_Goal_
Scan the listing and work out how many lines contain the word "Relative". Nothing but the number should be given.

Structured figure records
═══

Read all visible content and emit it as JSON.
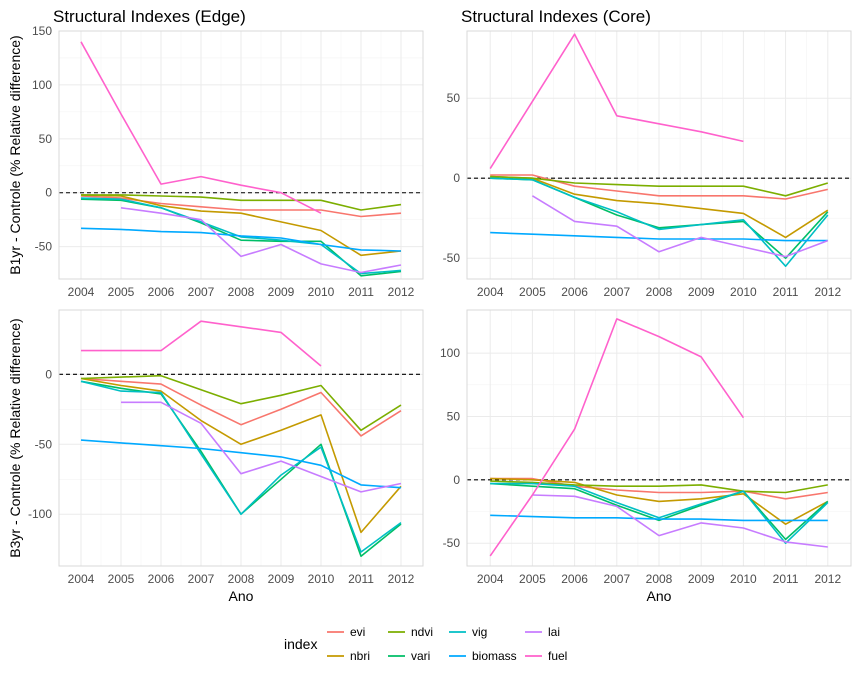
{
  "chart_data": {
    "type": "line",
    "x": [
      2004,
      2005,
      2006,
      2007,
      2008,
      2009,
      2010,
      2011,
      2012
    ],
    "x_tick_labels": [
      "2004",
      "2005",
      "2006",
      "2007",
      "2008",
      "2009",
      "2010",
      "2011",
      "2012"
    ],
    "xlabel": "Ano",
    "ylabel_row1": "B1yr - Controle (% Relative difference)",
    "ylabel_row2": "B3yr - Controle (% Relative difference)",
    "grid": true,
    "reference_line_y": 0,
    "legend": {
      "title": "index",
      "placement": "bottom",
      "entries": [
        {
          "name": "evi",
          "color": "#F8766D"
        },
        {
          "name": "nbri",
          "color": "#C49A00"
        },
        {
          "name": "ndvi",
          "color": "#7CAE00"
        },
        {
          "name": "vari",
          "color": "#00BE67"
        },
        {
          "name": "vig",
          "color": "#00BFC4"
        },
        {
          "name": "biomass",
          "color": "#00A9FF"
        },
        {
          "name": "lai",
          "color": "#C77CFF"
        },
        {
          "name": "fuel",
          "color": "#FF61CC"
        }
      ]
    },
    "panels": [
      {
        "title": "Structural Indexes (Edge)",
        "ylim": [
          -80,
          150
        ],
        "yticks": [
          -50,
          0,
          50,
          100,
          150
        ],
        "series": [
          {
            "name": "evi",
            "values": [
              -3,
              -5,
              -10,
              -13,
              -16,
              -16,
              -16,
              -22,
              -19
            ]
          },
          {
            "name": "nbri",
            "values": [
              -2,
              -3,
              -12,
              -17,
              -19,
              -27,
              -35,
              -58,
              -54
            ]
          },
          {
            "name": "ndvi",
            "values": [
              -2,
              -2,
              -3,
              -4,
              -7,
              -7,
              -7,
              -16,
              -11
            ]
          },
          {
            "name": "vari",
            "values": [
              -6,
              -7,
              -14,
              -28,
              -44,
              -45,
              -45,
              -77,
              -73
            ]
          },
          {
            "name": "vig",
            "values": [
              -5,
              -6,
              -14,
              -27,
              -41,
              -44,
              -48,
              -75,
              -72
            ]
          },
          {
            "name": "biomass",
            "values": [
              -33,
              -34,
              -36,
              -37,
              -40,
              -42,
              -48,
              -53,
              -54
            ]
          },
          {
            "name": "lai",
            "values": [
              null,
              -14,
              -19,
              -25,
              -59,
              -48,
              -66,
              -74,
              -67
            ]
          },
          {
            "name": "fuel",
            "values": [
              140,
              73,
              8,
              15,
              7,
              0,
              -19,
              null,
              null
            ]
          }
        ]
      },
      {
        "title": "Structural Indexes (Core)",
        "ylim": [
          -63,
          92
        ],
        "yticks": [
          -50,
          0,
          50
        ],
        "series": [
          {
            "name": "evi",
            "values": [
              2,
              2,
              -5,
              -8,
              -11,
              -11,
              -11,
              -13,
              -7
            ]
          },
          {
            "name": "nbri",
            "values": [
              1,
              0,
              -10,
              -14,
              -16,
              -19,
              -22,
              -37,
              -20
            ]
          },
          {
            "name": "ndvi",
            "values": [
              1,
              0,
              -3,
              -4,
              -5,
              -5,
              -5,
              -11,
              -3
            ]
          },
          {
            "name": "vari",
            "values": [
              0,
              -1,
              -12,
              -23,
              -31,
              -29,
              -27,
              -50,
              -21
            ]
          },
          {
            "name": "vig",
            "values": [
              0,
              -1,
              -12,
              -21,
              -32,
              -29,
              -26,
              -55,
              -23
            ]
          },
          {
            "name": "biomass",
            "values": [
              -34,
              -35,
              -36,
              -37,
              -38,
              -38,
              -38,
              -39,
              -39
            ]
          },
          {
            "name": "lai",
            "values": [
              null,
              -11,
              -27,
              -30,
              -46,
              -37,
              -43,
              -49,
              -39
            ]
          },
          {
            "name": "fuel",
            "values": [
              6,
              48,
              90,
              39,
              34,
              29,
              23,
              null,
              null
            ]
          }
        ]
      },
      {
        "title": "",
        "ylim": [
          -137,
          46
        ],
        "yticks": [
          -100,
          -50,
          0
        ],
        "series": [
          {
            "name": "evi",
            "values": [
              -3,
              -5,
              -7,
              -22,
              -36,
              -25,
              -13,
              -44,
              -26
            ]
          },
          {
            "name": "nbri",
            "values": [
              -3,
              -8,
              -12,
              -33,
              -50,
              -40,
              -29,
              -113,
              -80
            ]
          },
          {
            "name": "ndvi",
            "values": [
              -3,
              -2,
              -1,
              -11,
              -21,
              -15,
              -8,
              -40,
              -22
            ]
          },
          {
            "name": "vari",
            "values": [
              -5,
              -10,
              -14,
              -55,
              -100,
              -75,
              -50,
              -130,
              -107
            ]
          },
          {
            "name": "vig",
            "values": [
              -5,
              -12,
              -13,
              -57,
              -100,
              -72,
              -52,
              -127,
              -106
            ]
          },
          {
            "name": "biomass",
            "values": [
              -47,
              -49,
              -51,
              -53,
              -56,
              -59,
              -65,
              -79,
              -81
            ]
          },
          {
            "name": "lai",
            "values": [
              null,
              -20,
              -20,
              -35,
              -71,
              -62,
              -73,
              -84,
              -78
            ]
          },
          {
            "name": "fuel",
            "values": [
              17,
              17,
              17,
              38,
              34,
              30,
              6,
              null,
              null
            ]
          }
        ]
      },
      {
        "title": "",
        "ylim": [
          -68,
          134
        ],
        "yticks": [
          -50,
          0,
          50,
          100
        ],
        "series": [
          {
            "name": "evi",
            "values": [
              1,
              1,
              -5,
              -8,
              -10,
              -10,
              -9,
              -15,
              -10
            ]
          },
          {
            "name": "nbri",
            "values": [
              1,
              0,
              -2,
              -12,
              -17,
              -15,
              -11,
              -35,
              -17
            ]
          },
          {
            "name": "ndvi",
            "values": [
              -1,
              -2,
              -4,
              -5,
              -5,
              -4,
              -9,
              -10,
              -4
            ]
          },
          {
            "name": "vari",
            "values": [
              -3,
              -5,
              -7,
              -20,
              -32,
              -20,
              -9,
              -47,
              -17
            ]
          },
          {
            "name": "vig",
            "values": [
              -3,
              -3,
              -5,
              -18,
              -30,
              -19,
              -9,
              -50,
              -18
            ]
          },
          {
            "name": "biomass",
            "values": [
              -28,
              -29,
              -30,
              -30,
              -31,
              -31,
              -32,
              -32,
              -32
            ]
          },
          {
            "name": "lai",
            "values": [
              null,
              -12,
              -13,
              -21,
              -44,
              -34,
              -38,
              -49,
              -53
            ]
          },
          {
            "name": "fuel",
            "values": [
              -60,
              -12,
              40,
              127,
              113,
              97,
              49,
              null,
              null
            ]
          }
        ]
      }
    ]
  }
}
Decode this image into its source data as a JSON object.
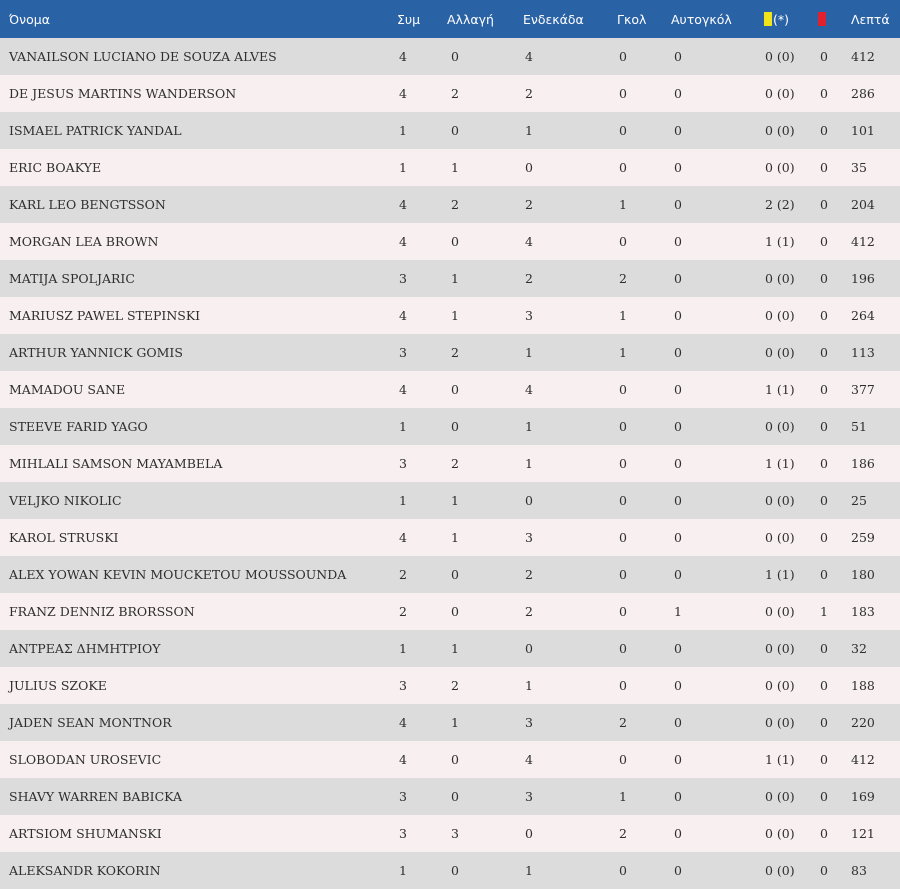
{
  "header": {
    "name": "Όνομα",
    "apps": "Συμ",
    "sub": "Αλλαγή",
    "start": "Ενδεκάδα",
    "goals": "Γκολ",
    "own_goals": "Αυτογκόλ",
    "yellow_suffix": "(*)",
    "minutes": "Λεπτά"
  },
  "icons": {
    "yellow": "yellow-card-icon",
    "red": "red-card-icon"
  },
  "colors": {
    "header_bg": "#2a62a6",
    "row_odd": "#dcdcdc",
    "row_even": "#f7eff0",
    "yellow_card": "#f2e21a",
    "red_card": "#e0212f"
  },
  "rows": [
    {
      "name": "VANAILSON LUCIANO DE SOUZA ALVES",
      "apps": "4",
      "sub": "0",
      "start": "4",
      "goals": "0",
      "own_goals": "0",
      "yellow": "0 (0)",
      "red": "0",
      "minutes": "412"
    },
    {
      "name": "DE JESUS MARTINS WANDERSON",
      "apps": "4",
      "sub": "2",
      "start": "2",
      "goals": "0",
      "own_goals": "0",
      "yellow": "0 (0)",
      "red": "0",
      "minutes": "286"
    },
    {
      "name": "ISMAEL PATRICK YANDAL",
      "apps": "1",
      "sub": "0",
      "start": "1",
      "goals": "0",
      "own_goals": "0",
      "yellow": "0 (0)",
      "red": "0",
      "minutes": "101"
    },
    {
      "name": "ERIC BOAKYE",
      "apps": "1",
      "sub": "1",
      "start": "0",
      "goals": "0",
      "own_goals": "0",
      "yellow": "0 (0)",
      "red": "0",
      "minutes": "35"
    },
    {
      "name": "KARL LEO BENGTSSON",
      "apps": "4",
      "sub": "2",
      "start": "2",
      "goals": "1",
      "own_goals": "0",
      "yellow": "2 (2)",
      "red": "0",
      "minutes": "204"
    },
    {
      "name": "MORGAN LEA BROWN",
      "apps": "4",
      "sub": "0",
      "start": "4",
      "goals": "0",
      "own_goals": "0",
      "yellow": "1 (1)",
      "red": "0",
      "minutes": "412"
    },
    {
      "name": "MATIJA SPOLJARIC",
      "apps": "3",
      "sub": "1",
      "start": "2",
      "goals": "2",
      "own_goals": "0",
      "yellow": "0 (0)",
      "red": "0",
      "minutes": "196"
    },
    {
      "name": "MARIUSZ PAWEL STEPINSKI",
      "apps": "4",
      "sub": "1",
      "start": "3",
      "goals": "1",
      "own_goals": "0",
      "yellow": "0 (0)",
      "red": "0",
      "minutes": "264"
    },
    {
      "name": "ARTHUR YANNICK GOMIS",
      "apps": "3",
      "sub": "2",
      "start": "1",
      "goals": "1",
      "own_goals": "0",
      "yellow": "0 (0)",
      "red": "0",
      "minutes": "113"
    },
    {
      "name": "MAMADOU SANE",
      "apps": "4",
      "sub": "0",
      "start": "4",
      "goals": "0",
      "own_goals": "0",
      "yellow": "1 (1)",
      "red": "0",
      "minutes": "377"
    },
    {
      "name": "STEEVE FARID YAGO",
      "apps": "1",
      "sub": "0",
      "start": "1",
      "goals": "0",
      "own_goals": "0",
      "yellow": "0 (0)",
      "red": "0",
      "minutes": "51"
    },
    {
      "name": "MIHLALI SAMSON MAYAMBELA",
      "apps": "3",
      "sub": "2",
      "start": "1",
      "goals": "0",
      "own_goals": "0",
      "yellow": "1 (1)",
      "red": "0",
      "minutes": "186"
    },
    {
      "name": "VELJKO NIKOLIC",
      "apps": "1",
      "sub": "1",
      "start": "0",
      "goals": "0",
      "own_goals": "0",
      "yellow": "0 (0)",
      "red": "0",
      "minutes": "25"
    },
    {
      "name": "KAROL STRUSKI",
      "apps": "4",
      "sub": "1",
      "start": "3",
      "goals": "0",
      "own_goals": "0",
      "yellow": "0 (0)",
      "red": "0",
      "minutes": "259"
    },
    {
      "name": "ALEX YOWAN KEVIN MOUCKETOU MOUSSOUNDA",
      "apps": "2",
      "sub": "0",
      "start": "2",
      "goals": "0",
      "own_goals": "0",
      "yellow": "1 (1)",
      "red": "0",
      "minutes": "180"
    },
    {
      "name": "FRANZ DENNIZ BRORSSON",
      "apps": "2",
      "sub": "0",
      "start": "2",
      "goals": "0",
      "own_goals": "1",
      "yellow": "0 (0)",
      "red": "1",
      "minutes": "183"
    },
    {
      "name": "ΑΝΤΡΕΑΣ ΔΗΜΗΤΡΙΟΥ",
      "apps": "1",
      "sub": "1",
      "start": "0",
      "goals": "0",
      "own_goals": "0",
      "yellow": "0 (0)",
      "red": "0",
      "minutes": "32"
    },
    {
      "name": "JULIUS SZOKE",
      "apps": "3",
      "sub": "2",
      "start": "1",
      "goals": "0",
      "own_goals": "0",
      "yellow": "0 (0)",
      "red": "0",
      "minutes": "188"
    },
    {
      "name": "JADEN SEAN MONTNOR",
      "apps": "4",
      "sub": "1",
      "start": "3",
      "goals": "2",
      "own_goals": "0",
      "yellow": "0 (0)",
      "red": "0",
      "minutes": "220"
    },
    {
      "name": "SLOBODAN UROSEVIC",
      "apps": "4",
      "sub": "0",
      "start": "4",
      "goals": "0",
      "own_goals": "0",
      "yellow": "1 (1)",
      "red": "0",
      "minutes": "412"
    },
    {
      "name": "SHAVY WARREN BABICKA",
      "apps": "3",
      "sub": "0",
      "start": "3",
      "goals": "1",
      "own_goals": "0",
      "yellow": "0 (0)",
      "red": "0",
      "minutes": "169"
    },
    {
      "name": "ARTSIOM SHUMANSKI",
      "apps": "3",
      "sub": "3",
      "start": "0",
      "goals": "2",
      "own_goals": "0",
      "yellow": "0 (0)",
      "red": "0",
      "minutes": "121"
    },
    {
      "name": "ALEKSANDR KOKORIN",
      "apps": "1",
      "sub": "0",
      "start": "1",
      "goals": "0",
      "own_goals": "0",
      "yellow": "0 (0)",
      "red": "0",
      "minutes": "83"
    }
  ]
}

═══

_Complete answer_
2